» Written task:
Retype the listing that follows, word for word.

Items from a figure collection
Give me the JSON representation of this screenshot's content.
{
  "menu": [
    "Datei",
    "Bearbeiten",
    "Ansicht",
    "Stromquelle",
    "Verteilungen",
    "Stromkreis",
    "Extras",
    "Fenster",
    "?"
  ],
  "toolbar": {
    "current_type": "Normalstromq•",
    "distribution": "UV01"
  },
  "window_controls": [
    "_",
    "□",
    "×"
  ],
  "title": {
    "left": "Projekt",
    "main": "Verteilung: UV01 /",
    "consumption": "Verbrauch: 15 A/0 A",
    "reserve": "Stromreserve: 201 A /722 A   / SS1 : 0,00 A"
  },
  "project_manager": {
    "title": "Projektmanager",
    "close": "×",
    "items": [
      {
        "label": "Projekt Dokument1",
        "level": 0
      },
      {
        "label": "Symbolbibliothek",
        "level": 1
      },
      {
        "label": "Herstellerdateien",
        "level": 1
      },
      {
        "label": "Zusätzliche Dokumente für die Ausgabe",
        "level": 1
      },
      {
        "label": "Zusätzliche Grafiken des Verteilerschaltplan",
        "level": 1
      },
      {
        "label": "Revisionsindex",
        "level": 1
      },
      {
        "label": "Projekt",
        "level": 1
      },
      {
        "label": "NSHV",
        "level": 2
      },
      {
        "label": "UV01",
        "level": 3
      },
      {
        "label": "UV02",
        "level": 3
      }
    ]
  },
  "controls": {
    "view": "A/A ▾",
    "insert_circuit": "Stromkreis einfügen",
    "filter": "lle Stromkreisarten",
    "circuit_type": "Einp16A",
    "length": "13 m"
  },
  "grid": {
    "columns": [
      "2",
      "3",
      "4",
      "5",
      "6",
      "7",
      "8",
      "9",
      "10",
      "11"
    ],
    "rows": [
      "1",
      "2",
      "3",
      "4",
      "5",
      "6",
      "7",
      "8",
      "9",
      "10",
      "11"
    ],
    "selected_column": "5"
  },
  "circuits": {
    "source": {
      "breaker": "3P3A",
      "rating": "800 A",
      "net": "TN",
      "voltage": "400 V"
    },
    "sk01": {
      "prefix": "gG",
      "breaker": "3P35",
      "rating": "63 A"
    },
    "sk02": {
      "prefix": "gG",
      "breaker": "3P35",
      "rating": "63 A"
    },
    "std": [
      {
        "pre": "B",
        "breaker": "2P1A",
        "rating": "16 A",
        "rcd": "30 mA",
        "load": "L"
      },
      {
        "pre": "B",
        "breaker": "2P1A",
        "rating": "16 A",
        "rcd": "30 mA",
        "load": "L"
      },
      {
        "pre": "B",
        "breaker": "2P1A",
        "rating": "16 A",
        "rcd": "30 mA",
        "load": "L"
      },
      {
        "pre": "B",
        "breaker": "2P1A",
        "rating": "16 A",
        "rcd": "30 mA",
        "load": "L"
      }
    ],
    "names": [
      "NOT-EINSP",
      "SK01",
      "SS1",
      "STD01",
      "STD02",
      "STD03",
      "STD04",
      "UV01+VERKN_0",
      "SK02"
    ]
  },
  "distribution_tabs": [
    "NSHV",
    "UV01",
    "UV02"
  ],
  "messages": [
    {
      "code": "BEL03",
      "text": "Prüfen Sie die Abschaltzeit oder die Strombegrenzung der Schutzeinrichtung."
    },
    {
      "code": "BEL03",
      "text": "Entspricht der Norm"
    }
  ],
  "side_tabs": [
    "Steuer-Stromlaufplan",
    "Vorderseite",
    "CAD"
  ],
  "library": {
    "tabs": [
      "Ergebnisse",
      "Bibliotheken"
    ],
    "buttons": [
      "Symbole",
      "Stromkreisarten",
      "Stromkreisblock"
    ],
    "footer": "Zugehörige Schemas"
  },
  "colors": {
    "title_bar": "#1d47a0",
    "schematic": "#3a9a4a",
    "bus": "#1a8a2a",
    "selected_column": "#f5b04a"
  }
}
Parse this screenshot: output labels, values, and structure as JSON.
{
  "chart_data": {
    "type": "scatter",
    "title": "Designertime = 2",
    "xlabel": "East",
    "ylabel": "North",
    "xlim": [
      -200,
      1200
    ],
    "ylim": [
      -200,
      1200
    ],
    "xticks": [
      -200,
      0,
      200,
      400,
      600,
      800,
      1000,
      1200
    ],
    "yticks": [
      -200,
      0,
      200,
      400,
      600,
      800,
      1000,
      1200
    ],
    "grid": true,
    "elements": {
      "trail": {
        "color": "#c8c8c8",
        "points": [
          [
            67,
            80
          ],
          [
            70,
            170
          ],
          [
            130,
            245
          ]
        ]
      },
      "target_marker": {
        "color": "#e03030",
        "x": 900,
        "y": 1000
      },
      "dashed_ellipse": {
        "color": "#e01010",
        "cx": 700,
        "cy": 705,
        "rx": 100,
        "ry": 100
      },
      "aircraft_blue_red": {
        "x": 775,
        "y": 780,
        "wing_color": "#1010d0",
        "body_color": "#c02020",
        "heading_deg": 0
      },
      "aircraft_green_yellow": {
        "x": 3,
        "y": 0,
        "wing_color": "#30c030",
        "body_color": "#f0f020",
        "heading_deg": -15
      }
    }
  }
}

» The reply:
Give me the JSON representation of this screenshot's content.
{
  "menu": [
    "Datei",
    "Bearbeiten",
    "Ansicht",
    "Stromquelle",
    "Verteilungen",
    "Stromkreis",
    "Extras",
    "Fenster",
    "?"
  ],
  "toolbar": {
    "current_type": "Normalstromq•",
    "distribution": "UV01"
  },
  "window_controls": [
    "_",
    "□",
    "×"
  ],
  "title": {
    "left": "Projekt",
    "main": "Verteilung: UV01 /",
    "consumption": "Verbrauch: 15 A/0 A",
    "reserve": "Stromreserve: 201 A /722 A   / SS1 : 0,00 A"
  },
  "project_manager": {
    "title": "Projektmanager",
    "close": "×",
    "items": [
      {
        "label": "Projekt Dokument1",
        "level": 0
      },
      {
        "label": "Symbolbibliothek",
        "level": 1
      },
      {
        "label": "Herstellerdateien",
        "level": 1
      },
      {
        "label": "Zusätzliche Dokumente für die Ausgabe",
        "level": 1
      },
      {
        "label": "Zusätzliche Grafiken des Verteilerschaltplan",
        "level": 1
      },
      {
        "label": "Revisionsindex",
        "level": 1
      },
      {
        "label": "Projekt",
        "level": 1
      },
      {
        "label": "NSHV",
        "level": 2
      },
      {
        "label": "UV01",
        "level": 3
      },
      {
        "label": "UV02",
        "level": 3
      }
    ]
  },
  "controls": {
    "view": "A/A ▾",
    "insert_circuit": "Stromkreis einfügen",
    "filter": "lle Stromkreisarten",
    "circuit_type": "Einp16A",
    "length": "13 m"
  },
  "grid": {
    "columns": [
      "2",
      "3",
      "4",
      "5",
      "6",
      "7",
      "8",
      "9",
      "10",
      "11"
    ],
    "rows": [
      "1",
      "2",
      "3",
      "4",
      "5",
      "6",
      "7",
      "8",
      "9",
      "10",
      "11"
    ],
    "selected_column": "5"
  },
  "circuits": {
    "source": {
      "breaker": "3P3A",
      "rating": "800 A",
      "net": "TN",
      "voltage": "400 V"
    },
    "sk01": {
      "prefix": "gG",
      "breaker": "3P35",
      "rating": "63 A"
    },
    "sk02": {
      "prefix": "gG",
      "breaker": "3P35",
      "rating": "63 A"
    },
    "std": [
      {
        "pre": "B",
        "breaker": "2P1A",
        "rating": "16 A",
        "rcd": "30 mA",
        "load": "L"
      },
      {
        "pre": "B",
        "breaker": "2P1A",
        "rating": "16 A",
        "rcd": "30 mA",
        "load": "L"
      },
      {
        "pre": "B",
        "breaker": "2P1A",
        "rating": "16 A",
        "rcd": "30 mA",
        "load": "L"
      },
      {
        "pre": "B",
        "breaker": "2P1A",
        "rating": "16 A",
        "rcd": "30 mA",
        "load": "L"
      }
    ],
    "names": [
      "NOT-EINSP",
      "SK01",
      "SS1",
      "STD01",
      "STD02",
      "STD03",
      "STD04",
      "UV01+VERKN_0",
      "SK02"
    ]
  },
  "distribution_tabs": [
    "NSHV",
    "UV01",
    "UV02"
  ],
  "messages": [
    {
      "code": "BEL03",
      "text": "Prüfen Sie die Abschaltzeit oder die Strombegrenzung der Schutzeinrichtung."
    },
    {
      "code": "BEL03",
      "text": "Entspricht der Norm"
    }
  ],
  "side_tabs": [
    "Steuer-Stromlaufplan",
    "Vorderseite",
    "CAD"
  ],
  "library": {
    "tabs": [
      "Ergebnisse",
      "Bibliotheken"
    ],
    "buttons": [
      "Symbole",
      "Stromkreisarten",
      "Stromkreisblock"
    ],
    "footer": "Zugehörige Schemas"
  },
  "colors": {
    "title_bar": "#1d47a0",
    "schematic": "#3a9a4a",
    "bus": "#1a8a2a",
    "selected_column": "#f5b04a"
  }
}
Parse this screenshot: output labels, values, and structure as JSON.
{
  "chart_data": {
    "type": "scatter",
    "title": "Designertime = 2",
    "xlabel": "East",
    "ylabel": "North",
    "xlim": [
      -200,
      1200
    ],
    "ylim": [
      -200,
      1200
    ],
    "xticks": [
      -200,
      0,
      200,
      400,
      600,
      800,
      1000,
      1200
    ],
    "yticks": [
      -200,
      0,
      200,
      400,
      600,
      800,
      1000,
      1200
    ],
    "grid": true,
    "elements": {
      "trail": {
        "color": "#c8c8c8",
        "points": [
          [
            67,
            80
          ],
          [
            70,
            170
          ],
          [
            130,
            245
          ]
        ]
      },
      "target_marker": {
        "color": "#e03030",
        "x": 900,
        "y": 1000
      },
      "dashed_ellipse": {
        "color": "#e01010",
        "cx": 700,
        "cy": 705,
        "rx": 100,
        "ry": 100
      },
      "aircraft_blue_red": {
        "x": 775,
        "y": 780,
        "wing_color": "#1010d0",
        "body_color": "#c02020",
        "heading_deg": 0
      },
      "aircraft_green_yellow": {
        "x": 3,
        "y": 0,
        "wing_color": "#30c030",
        "body_color": "#f0f020",
        "heading_deg": -15
      }
    }
  }
}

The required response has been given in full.